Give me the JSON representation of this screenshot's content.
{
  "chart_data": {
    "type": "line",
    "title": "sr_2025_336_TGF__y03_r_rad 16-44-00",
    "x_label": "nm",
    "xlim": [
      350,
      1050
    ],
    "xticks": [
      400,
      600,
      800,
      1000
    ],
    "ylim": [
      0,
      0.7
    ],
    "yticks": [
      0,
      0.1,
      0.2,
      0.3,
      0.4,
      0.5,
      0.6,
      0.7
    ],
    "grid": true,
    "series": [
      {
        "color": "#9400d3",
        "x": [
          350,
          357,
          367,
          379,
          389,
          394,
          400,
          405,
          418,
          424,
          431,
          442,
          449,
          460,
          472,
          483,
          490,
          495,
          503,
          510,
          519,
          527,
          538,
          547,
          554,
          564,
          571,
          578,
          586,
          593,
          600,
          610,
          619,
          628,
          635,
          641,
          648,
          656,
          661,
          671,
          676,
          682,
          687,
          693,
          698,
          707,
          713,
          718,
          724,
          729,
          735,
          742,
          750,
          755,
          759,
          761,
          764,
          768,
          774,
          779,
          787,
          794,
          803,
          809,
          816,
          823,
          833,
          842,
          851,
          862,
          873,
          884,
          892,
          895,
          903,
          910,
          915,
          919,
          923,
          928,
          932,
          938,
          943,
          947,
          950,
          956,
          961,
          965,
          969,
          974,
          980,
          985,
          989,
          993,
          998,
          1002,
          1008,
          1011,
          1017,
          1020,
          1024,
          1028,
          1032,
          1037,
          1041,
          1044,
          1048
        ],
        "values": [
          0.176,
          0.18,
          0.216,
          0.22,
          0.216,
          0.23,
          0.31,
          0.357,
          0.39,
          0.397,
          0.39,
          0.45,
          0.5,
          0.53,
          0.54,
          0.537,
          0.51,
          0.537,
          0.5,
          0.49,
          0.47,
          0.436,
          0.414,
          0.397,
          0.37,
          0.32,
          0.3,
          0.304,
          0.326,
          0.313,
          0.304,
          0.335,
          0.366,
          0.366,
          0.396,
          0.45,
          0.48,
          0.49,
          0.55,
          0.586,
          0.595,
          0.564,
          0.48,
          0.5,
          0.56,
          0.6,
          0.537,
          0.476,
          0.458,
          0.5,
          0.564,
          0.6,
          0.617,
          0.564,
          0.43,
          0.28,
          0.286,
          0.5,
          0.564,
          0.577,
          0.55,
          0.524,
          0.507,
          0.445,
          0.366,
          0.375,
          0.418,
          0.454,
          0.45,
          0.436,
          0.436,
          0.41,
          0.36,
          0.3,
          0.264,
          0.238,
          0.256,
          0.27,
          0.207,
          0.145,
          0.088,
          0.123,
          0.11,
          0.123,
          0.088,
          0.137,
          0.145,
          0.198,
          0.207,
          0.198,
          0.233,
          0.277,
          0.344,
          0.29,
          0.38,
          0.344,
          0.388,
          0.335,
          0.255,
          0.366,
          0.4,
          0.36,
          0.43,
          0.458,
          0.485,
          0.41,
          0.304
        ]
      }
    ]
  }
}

EXERCISE DIRECTIONS ->
Restate all of the entries above precisely.

THE RESULT ->
Give me the JSON representation of this screenshot's content.
{
  "chart_data": {
    "type": "line",
    "title": "sr_2025_336_TGF__y03_r_rad 16-44-00",
    "x_label": "nm",
    "xlim": [
      350,
      1050
    ],
    "xticks": [
      400,
      600,
      800,
      1000
    ],
    "ylim": [
      0,
      0.7
    ],
    "yticks": [
      0,
      0.1,
      0.2,
      0.3,
      0.4,
      0.5,
      0.6,
      0.7
    ],
    "grid": true,
    "series": [
      {
        "color": "#9400d3",
        "x": [
          350,
          357,
          367,
          379,
          389,
          394,
          400,
          405,
          418,
          424,
          431,
          442,
          449,
          460,
          472,
          483,
          490,
          495,
          503,
          510,
          519,
          527,
          538,
          547,
          554,
          564,
          571,
          578,
          586,
          593,
          600,
          610,
          619,
          628,
          635,
          641,
          648,
          656,
          661,
          671,
          676,
          682,
          687,
          693,
          698,
          707,
          713,
          718,
          724,
          729,
          735,
          742,
          750,
          755,
          759,
          761,
          764,
          768,
          774,
          779,
          787,
          794,
          803,
          809,
          816,
          823,
          833,
          842,
          851,
          862,
          873,
          884,
          892,
          895,
          903,
          910,
          915,
          919,
          923,
          928,
          932,
          938,
          943,
          947,
          950,
          956,
          961,
          965,
          969,
          974,
          980,
          985,
          989,
          993,
          998,
          1002,
          1008,
          1011,
          1017,
          1020,
          1024,
          1028,
          1032,
          1037,
          1041,
          1044,
          1048
        ],
        "values": [
          0.176,
          0.18,
          0.216,
          0.22,
          0.216,
          0.23,
          0.31,
          0.357,
          0.39,
          0.397,
          0.39,
          0.45,
          0.5,
          0.53,
          0.54,
          0.537,
          0.51,
          0.537,
          0.5,
          0.49,
          0.47,
          0.436,
          0.414,
          0.397,
          0.37,
          0.32,
          0.3,
          0.304,
          0.326,
          0.313,
          0.304,
          0.335,
          0.366,
          0.366,
          0.396,
          0.45,
          0.48,
          0.49,
          0.55,
          0.586,
          0.595,
          0.564,
          0.48,
          0.5,
          0.56,
          0.6,
          0.537,
          0.476,
          0.458,
          0.5,
          0.564,
          0.6,
          0.617,
          0.564,
          0.43,
          0.28,
          0.286,
          0.5,
          0.564,
          0.577,
          0.55,
          0.524,
          0.507,
          0.445,
          0.366,
          0.375,
          0.418,
          0.454,
          0.45,
          0.436,
          0.436,
          0.41,
          0.36,
          0.3,
          0.264,
          0.238,
          0.256,
          0.27,
          0.207,
          0.145,
          0.088,
          0.123,
          0.11,
          0.123,
          0.088,
          0.137,
          0.145,
          0.198,
          0.207,
          0.198,
          0.233,
          0.277,
          0.344,
          0.29,
          0.38,
          0.344,
          0.388,
          0.335,
          0.255,
          0.366,
          0.4,
          0.36,
          0.43,
          0.458,
          0.485,
          0.41,
          0.304
        ]
      }
    ]
  }
}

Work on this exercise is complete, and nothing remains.